_MATERIAL PROVIDED_:

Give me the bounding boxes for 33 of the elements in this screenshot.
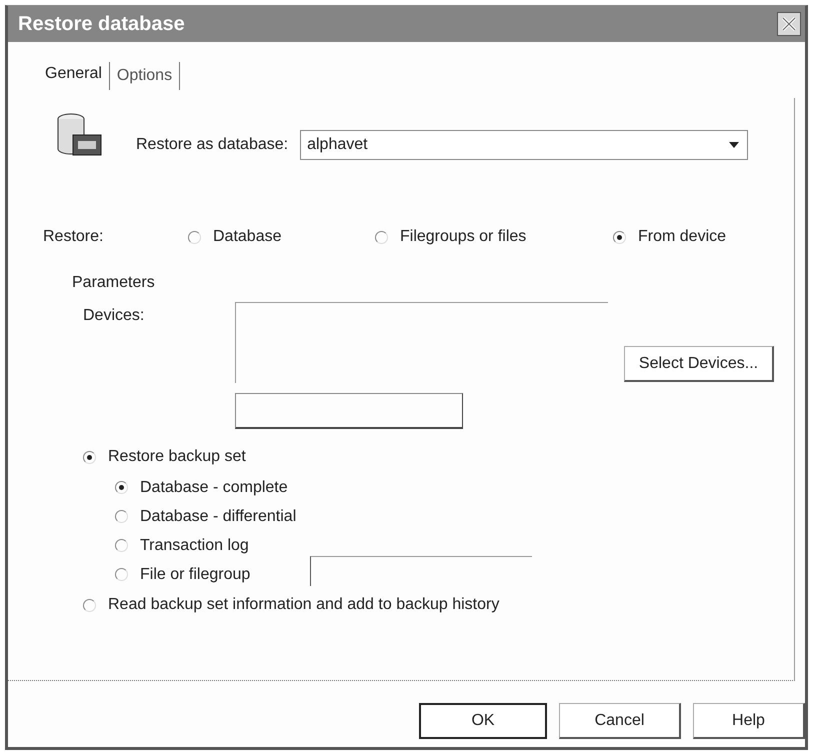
radio-button[interactable] — [83, 450, 96, 464]
radio-label: Read backup set information and add to backup history — [108, 596, 500, 614]
dialog-button[interactable]: Help — [693, 703, 805, 739]
close-icon[interactable] — [777, 12, 801, 36]
radio-button[interactable] — [115, 568, 128, 581]
radio-label: Filegroups or files — [400, 228, 526, 246]
window-title: Restore database — [18, 12, 185, 36]
radio-button[interactable] — [83, 598, 96, 612]
radio-button[interactable] — [115, 510, 128, 523]
tab[interactable]: Options — [110, 62, 180, 90]
select-devices-button[interactable]: Select Devices... — [624, 346, 774, 382]
input-field[interactable] — [310, 556, 532, 586]
radio-button[interactable] — [115, 539, 128, 552]
dialog-button[interactable]: OK — [419, 703, 547, 739]
parameters-heading: Parameters — [71, 273, 156, 292]
radio-label: File or filegroup — [140, 566, 250, 584]
radio-label: From device — [638, 228, 726, 246]
restore-label: Restore: — [43, 228, 104, 246]
dialog-button[interactable]: Cancel — [559, 703, 681, 739]
radio-label: Database — [213, 228, 282, 246]
radio-button[interactable] — [613, 230, 626, 244]
restore-as-label: Restore as database: — [136, 136, 288, 154]
radio-button[interactable] — [375, 230, 388, 244]
database-dropdown[interactable]: alphavet — [300, 130, 748, 160]
tab[interactable]: General — [38, 62, 110, 90]
caret-icon — [729, 142, 740, 148]
devices-label: Devices: — [83, 306, 146, 325]
radio-label: Database - differential — [140, 508, 296, 526]
radio-button[interactable] — [188, 230, 201, 244]
radio-label: Restore backup set — [108, 448, 246, 466]
radio-label: Database - complete — [140, 478, 288, 496]
radio-button[interactable] — [115, 481, 128, 494]
radio-label: Transaction log — [140, 536, 249, 554]
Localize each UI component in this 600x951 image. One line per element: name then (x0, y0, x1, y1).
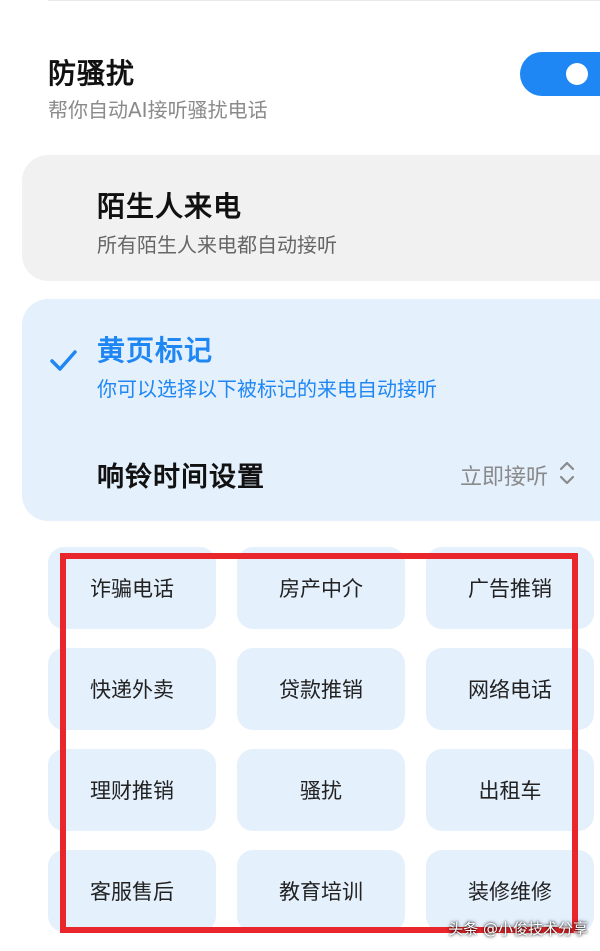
updown-chevron-icon[interactable] (558, 459, 576, 487)
checkmark-icon (50, 350, 77, 371)
screen: 防骚扰 帮你自动AI接听骚扰电话 陌生人来电 所有陌生人来电都自动接听 黄页标记… (0, 0, 600, 951)
option-yellow-pages-title: 黄页标记 (97, 334, 214, 367)
option-stranger-calls[interactable]: 陌生人来电 所有陌生人来电都自动接听 (22, 155, 600, 281)
option-yellow-pages[interactable]: 黄页标记 你可以选择以下被标记的来电自动接听 响铃时间设置 立即接听 (22, 299, 600, 521)
ring-time-label: 响铃时间设置 (97, 462, 265, 493)
anti-harassment-title: 防骚扰 (48, 57, 136, 90)
red-highlight-frame (60, 553, 578, 933)
anti-harassment-setting[interactable]: 防骚扰 帮你自动AI接听骚扰电话 (48, 40, 600, 130)
option-yellow-pages-subtitle: 你可以选择以下被标记的来电自动接听 (97, 377, 437, 401)
top-divider (48, 0, 600, 1)
toggle-knob (566, 63, 588, 85)
anti-harassment-subtitle: 帮你自动AI接听骚扰电话 (48, 98, 268, 122)
ring-time-value[interactable]: 立即接听 (460, 459, 548, 491)
anti-harassment-toggle[interactable] (520, 52, 600, 96)
option-stranger-title: 陌生人来电 (97, 190, 243, 223)
watermark: 头条 @小俊技术分享 (448, 920, 588, 938)
option-stranger-subtitle: 所有陌生人来电都自动接听 (97, 233, 337, 257)
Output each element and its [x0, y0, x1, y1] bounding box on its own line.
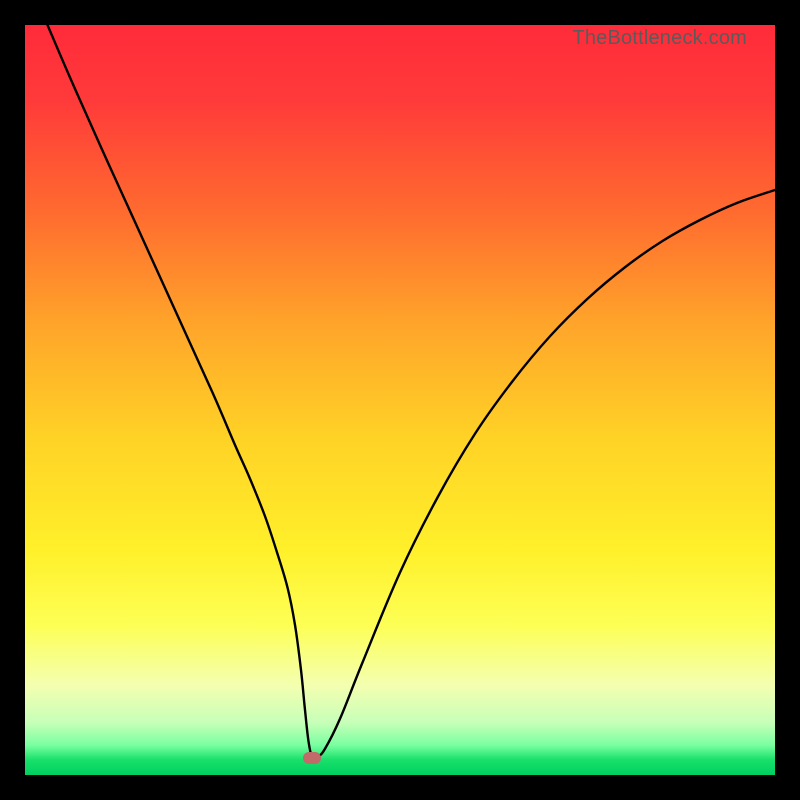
bottleneck-curve	[25, 25, 775, 775]
plot-area: TheBottleneck.com	[25, 25, 775, 775]
chart-frame: TheBottleneck.com	[0, 0, 800, 800]
optimum-marker	[303, 752, 321, 764]
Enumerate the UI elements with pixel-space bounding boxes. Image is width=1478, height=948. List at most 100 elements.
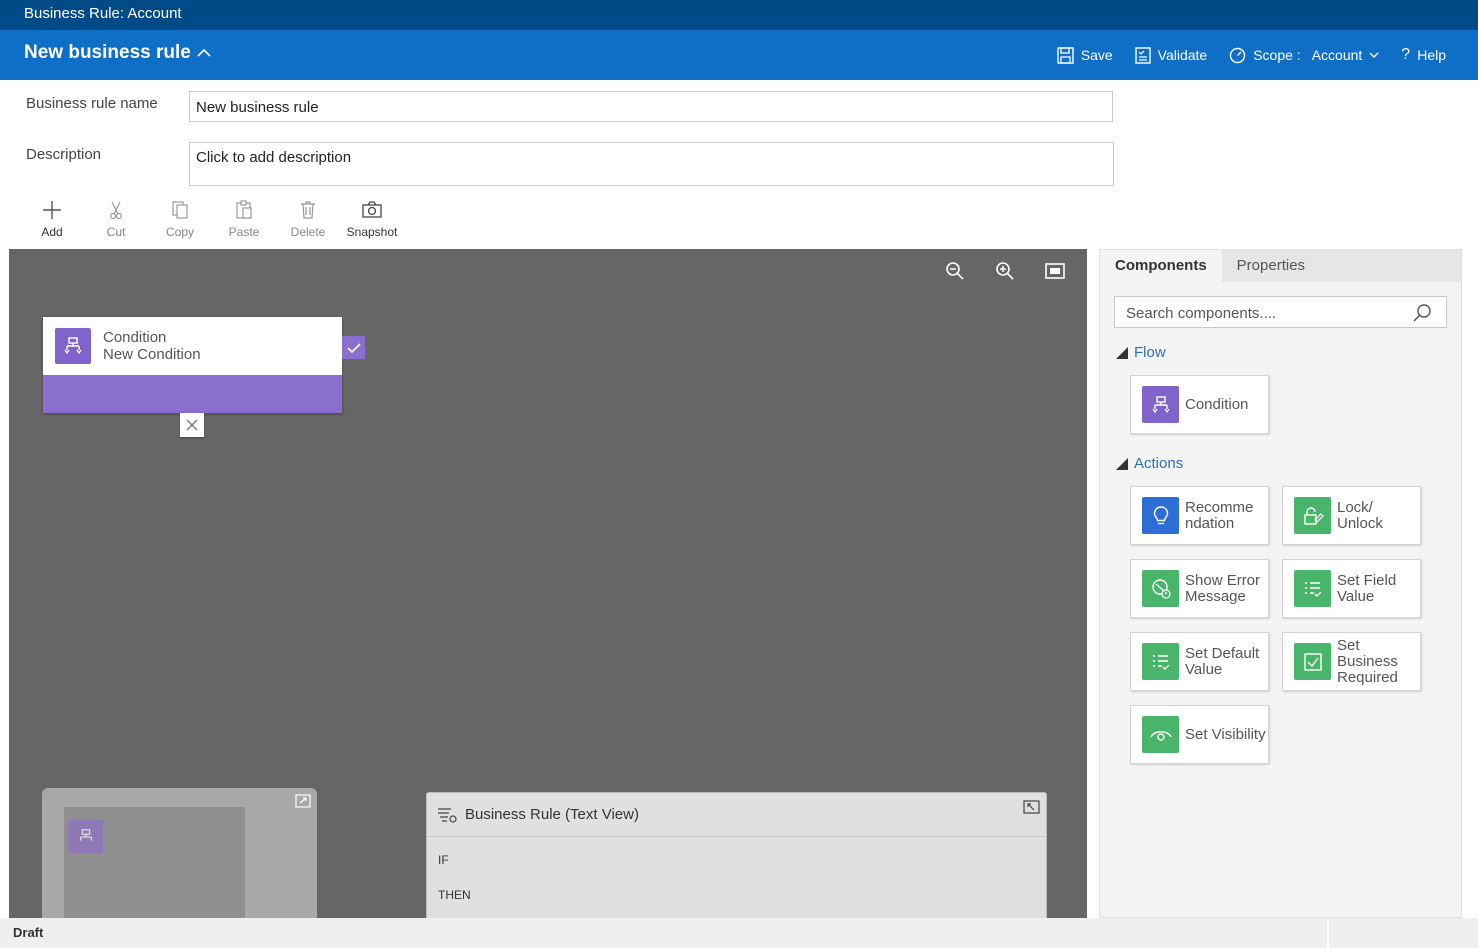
condition-icon (55, 328, 91, 364)
condition-node-type: Condition (103, 329, 167, 346)
cut-label: Cut (106, 225, 126, 239)
minimap-expand-icon[interactable] (295, 794, 311, 808)
search-icon[interactable] (1412, 303, 1432, 323)
paste-button[interactable]: Paste (212, 200, 276, 239)
component-label: Set Default Value (1185, 644, 1260, 678)
search-placeholder: Search components.... (1126, 305, 1277, 322)
component-set-default-value[interactable]: Set Default Value (1130, 632, 1269, 691)
flow-section-header[interactable]: Flow (1116, 344, 1166, 361)
true-branch-connector[interactable] (342, 336, 365, 359)
scissors-icon (109, 201, 123, 220)
component-lock-unlock[interactable]: Lock/ Unlock (1282, 486, 1421, 545)
save-icon (1057, 46, 1074, 64)
add-button[interactable]: Add (20, 200, 84, 239)
component-set-visibility[interactable]: Set Visibility (1130, 705, 1269, 764)
copy-button[interactable]: Copy (148, 200, 212, 239)
component-set-field-value[interactable]: Set Field Value (1282, 559, 1421, 618)
window-title: Business Rule: Account (0, 0, 1478, 30)
validate-label: Validate (1157, 47, 1208, 63)
component-label: Show Error Message (1185, 571, 1261, 605)
plus-icon (43, 201, 61, 219)
delete-button[interactable]: Delete (276, 200, 340, 239)
rule-name-input[interactable]: New business rule (189, 91, 1113, 122)
text-view-panel: Business Rule (Text View) IF THEN (426, 792, 1047, 918)
text-view-icon (438, 807, 457, 823)
collapse-triangle-icon (1116, 457, 1128, 470)
search-components-input[interactable]: Search components.... (1114, 296, 1447, 328)
component-label: Set Field Value (1337, 571, 1397, 605)
rule-title-toggle[interactable]: New business rule (24, 42, 211, 64)
checkmark-icon (346, 342, 361, 353)
false-branch-connector[interactable] (180, 413, 204, 437)
condition-icon (1142, 386, 1179, 423)
lock-unlock-icon (1294, 497, 1331, 534)
delete-label: Delete (290, 225, 326, 239)
minimap-viewport (64, 807, 245, 918)
scope-selector[interactable]: Scope : Account (1229, 47, 1379, 64)
visibility-icon (1142, 716, 1179, 753)
business-required-icon (1294, 643, 1331, 680)
component-label: Set Visibility (1185, 725, 1266, 743)
collapse-triangle-icon (1116, 346, 1128, 359)
snapshot-button[interactable]: Snapshot (340, 200, 404, 239)
command-toolbar: Add Cut Copy Paste Delete Snapshot (20, 200, 404, 239)
scope-label: Scope : (1253, 47, 1301, 63)
description-input[interactable]: Click to add description (189, 142, 1114, 186)
paste-icon (236, 200, 252, 219)
save-button[interactable]: Save (1057, 46, 1113, 64)
component-set-business-required[interactable]: Set Business Required (1282, 632, 1421, 691)
component-show-error-message[interactable]: Show Error Message (1130, 559, 1269, 618)
trash-icon (301, 201, 315, 219)
status-state: Draft (13, 925, 44, 940)
condition-node[interactable]: Condition New Condition (43, 317, 342, 413)
validate-button[interactable]: Validate (1134, 46, 1208, 64)
component-label: Set Business Required (1337, 636, 1398, 686)
components-panel: Components Properties Search components.… (1099, 249, 1462, 918)
help-label: Help (1417, 47, 1446, 63)
component-recommendation[interactable]: Recomme ndation (1130, 486, 1269, 545)
validate-icon (1134, 46, 1151, 64)
rule-name-label: Business rule name (26, 95, 158, 112)
text-view-expand-icon[interactable] (1023, 800, 1040, 814)
component-condition[interactable]: Condition (1130, 375, 1269, 434)
question-icon: ? (1401, 46, 1411, 63)
zoom-out-icon[interactable] (945, 261, 965, 281)
error-message-icon (1142, 570, 1179, 607)
condition-node-footer (43, 375, 342, 413)
text-view-then: THEN (438, 888, 471, 902)
copy-icon (172, 201, 188, 219)
tab-components[interactable]: Components (1100, 250, 1222, 282)
text-view-title: Business Rule (Text View) (465, 806, 639, 823)
rule-title: New business rule (24, 42, 191, 63)
status-divider (1327, 918, 1329, 948)
set-field-value-icon (1294, 570, 1331, 607)
actions-section-header[interactable]: Actions (1116, 455, 1183, 472)
minimap-panel[interactable] (42, 788, 317, 918)
scope-value: Account (1311, 47, 1363, 63)
designer-canvas[interactable]: Condition New Condition Business Rule (T… (9, 249, 1087, 918)
help-button[interactable]: ? Help (1401, 46, 1446, 64)
minimap-condition-icon (68, 820, 103, 853)
zoom-controls (945, 261, 1065, 281)
add-label: Add (41, 225, 63, 239)
scope-icon (1230, 47, 1246, 63)
zoom-in-icon[interactable] (995, 261, 1015, 281)
snapshot-label: Snapshot (346, 225, 398, 239)
lightbulb-icon (1142, 497, 1179, 534)
set-default-value-icon (1142, 643, 1179, 680)
component-label: Lock/ Unlock (1337, 498, 1383, 532)
header-bar: New business rule Save Validate Scope : … (0, 30, 1478, 80)
condition-node-name: New Condition (103, 346, 201, 363)
description-label: Description (26, 146, 102, 163)
fit-to-screen-icon[interactable] (1045, 261, 1065, 281)
save-label: Save (1080, 47, 1113, 63)
status-bar: Draft (0, 918, 1478, 948)
cut-button[interactable]: Cut (84, 200, 148, 239)
flow-section-title: Flow (1134, 344, 1166, 361)
close-icon (186, 419, 198, 431)
actions-section-title: Actions (1134, 455, 1184, 472)
copy-label: Copy (165, 225, 194, 239)
text-view-if: IF (438, 853, 449, 867)
tab-properties[interactable]: Properties (1222, 250, 1320, 282)
camera-icon (362, 201, 382, 218)
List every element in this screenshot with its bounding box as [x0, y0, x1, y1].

_AIM OF THE EXERCISE_: Please copy out, unchanged, the stretch of the material above from the line containing "updown-chevron-icon[interactable] (558, 459, 576, 487)" through the line containing "anti-harassment-setting[interactable]: 防骚扰 帮你自动AI接听骚扰电话", including both of those lines.

_WRITTEN RESPONSE_:
updown-chevron-icon[interactable] (558, 459, 576, 487)
checkmark-icon (50, 350, 77, 371)
screen: 防骚扰 帮你自动AI接听骚扰电话 陌生人来电 所有陌生人来电都自动接听 黄页标记… (0, 0, 600, 951)
option-yellow-pages-title: 黄页标记 (97, 334, 214, 367)
option-stranger-calls[interactable]: 陌生人来电 所有陌生人来电都自动接听 (22, 155, 600, 281)
option-yellow-pages[interactable]: 黄页标记 你可以选择以下被标记的来电自动接听 响铃时间设置 立即接听 (22, 299, 600, 521)
ring-time-label: 响铃时间设置 (97, 462, 265, 493)
anti-harassment-title: 防骚扰 (48, 57, 136, 90)
red-highlight-frame (60, 553, 578, 933)
anti-harassment-setting[interactable]: 防骚扰 帮你自动AI接听骚扰电话 (48, 40, 600, 130)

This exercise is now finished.